Data items
'''

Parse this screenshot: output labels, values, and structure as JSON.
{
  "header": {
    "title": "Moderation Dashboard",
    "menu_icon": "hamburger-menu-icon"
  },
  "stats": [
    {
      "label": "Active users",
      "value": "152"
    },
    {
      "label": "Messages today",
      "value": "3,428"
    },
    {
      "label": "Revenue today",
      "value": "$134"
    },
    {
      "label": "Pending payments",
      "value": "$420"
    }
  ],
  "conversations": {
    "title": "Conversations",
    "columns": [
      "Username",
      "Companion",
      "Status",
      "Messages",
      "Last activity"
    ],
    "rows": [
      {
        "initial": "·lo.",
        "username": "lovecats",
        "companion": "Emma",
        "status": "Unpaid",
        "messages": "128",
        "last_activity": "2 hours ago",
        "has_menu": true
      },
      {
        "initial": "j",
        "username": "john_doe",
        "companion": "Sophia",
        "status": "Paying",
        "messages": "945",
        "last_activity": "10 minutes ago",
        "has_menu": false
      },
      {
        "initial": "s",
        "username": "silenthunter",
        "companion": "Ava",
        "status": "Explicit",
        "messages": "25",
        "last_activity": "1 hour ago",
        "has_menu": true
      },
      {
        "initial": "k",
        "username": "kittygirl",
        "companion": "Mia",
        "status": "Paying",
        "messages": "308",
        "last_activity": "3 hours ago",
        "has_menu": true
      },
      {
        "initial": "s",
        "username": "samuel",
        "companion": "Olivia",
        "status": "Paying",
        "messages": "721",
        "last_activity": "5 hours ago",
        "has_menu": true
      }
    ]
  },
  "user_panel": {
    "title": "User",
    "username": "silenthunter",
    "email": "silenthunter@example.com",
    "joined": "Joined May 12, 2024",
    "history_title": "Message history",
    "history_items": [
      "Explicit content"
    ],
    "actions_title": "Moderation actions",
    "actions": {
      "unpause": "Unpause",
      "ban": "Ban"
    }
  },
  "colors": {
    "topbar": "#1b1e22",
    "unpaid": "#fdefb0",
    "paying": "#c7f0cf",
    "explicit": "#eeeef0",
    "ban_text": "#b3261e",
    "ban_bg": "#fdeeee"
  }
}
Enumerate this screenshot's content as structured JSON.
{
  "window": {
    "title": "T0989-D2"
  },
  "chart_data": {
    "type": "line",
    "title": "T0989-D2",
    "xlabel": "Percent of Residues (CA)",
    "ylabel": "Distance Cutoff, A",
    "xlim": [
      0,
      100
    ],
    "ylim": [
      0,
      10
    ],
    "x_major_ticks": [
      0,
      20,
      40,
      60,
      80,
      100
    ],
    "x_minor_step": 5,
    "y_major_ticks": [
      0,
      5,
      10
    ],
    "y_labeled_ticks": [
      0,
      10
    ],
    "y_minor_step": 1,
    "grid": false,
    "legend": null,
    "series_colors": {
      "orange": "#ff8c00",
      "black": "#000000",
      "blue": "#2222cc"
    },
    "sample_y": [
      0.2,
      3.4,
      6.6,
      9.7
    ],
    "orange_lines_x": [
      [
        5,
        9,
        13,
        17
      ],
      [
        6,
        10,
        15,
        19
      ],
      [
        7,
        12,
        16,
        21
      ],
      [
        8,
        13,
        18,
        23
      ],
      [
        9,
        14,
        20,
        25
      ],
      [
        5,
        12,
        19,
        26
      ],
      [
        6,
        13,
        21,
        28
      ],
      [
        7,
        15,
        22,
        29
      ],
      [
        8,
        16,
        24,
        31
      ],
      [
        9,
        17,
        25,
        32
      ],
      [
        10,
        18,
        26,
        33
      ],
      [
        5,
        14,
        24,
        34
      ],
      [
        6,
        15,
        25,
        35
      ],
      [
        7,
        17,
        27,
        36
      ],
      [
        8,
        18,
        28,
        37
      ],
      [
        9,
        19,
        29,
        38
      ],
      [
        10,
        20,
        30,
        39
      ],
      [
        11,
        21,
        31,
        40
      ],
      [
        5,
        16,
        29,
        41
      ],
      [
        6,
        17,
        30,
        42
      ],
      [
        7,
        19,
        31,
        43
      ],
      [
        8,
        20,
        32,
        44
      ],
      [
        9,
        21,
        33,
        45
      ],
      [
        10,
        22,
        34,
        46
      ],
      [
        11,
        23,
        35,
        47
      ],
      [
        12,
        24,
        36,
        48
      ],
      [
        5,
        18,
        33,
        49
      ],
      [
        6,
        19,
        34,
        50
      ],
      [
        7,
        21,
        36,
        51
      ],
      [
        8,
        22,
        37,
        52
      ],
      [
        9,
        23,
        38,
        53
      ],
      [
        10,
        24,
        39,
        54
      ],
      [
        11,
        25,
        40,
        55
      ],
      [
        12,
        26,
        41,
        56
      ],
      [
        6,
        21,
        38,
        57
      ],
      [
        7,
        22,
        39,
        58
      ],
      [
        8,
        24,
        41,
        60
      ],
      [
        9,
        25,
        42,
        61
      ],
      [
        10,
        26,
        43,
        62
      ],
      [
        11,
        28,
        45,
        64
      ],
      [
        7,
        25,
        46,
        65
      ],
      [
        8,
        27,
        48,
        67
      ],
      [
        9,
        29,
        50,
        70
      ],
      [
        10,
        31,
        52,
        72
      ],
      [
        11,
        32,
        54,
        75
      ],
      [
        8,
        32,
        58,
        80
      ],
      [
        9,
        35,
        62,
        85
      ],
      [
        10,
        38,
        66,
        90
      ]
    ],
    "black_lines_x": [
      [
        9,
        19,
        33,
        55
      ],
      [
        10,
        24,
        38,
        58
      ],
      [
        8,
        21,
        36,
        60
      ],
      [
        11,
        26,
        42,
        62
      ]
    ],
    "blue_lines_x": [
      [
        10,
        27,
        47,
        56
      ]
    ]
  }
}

'''

## [Written instruction]
Look through the material above. Copy each line where the word "content" appears.

## [Solution below]
      "Explicit content"
Enumerate this screenshot's content as structured JSON.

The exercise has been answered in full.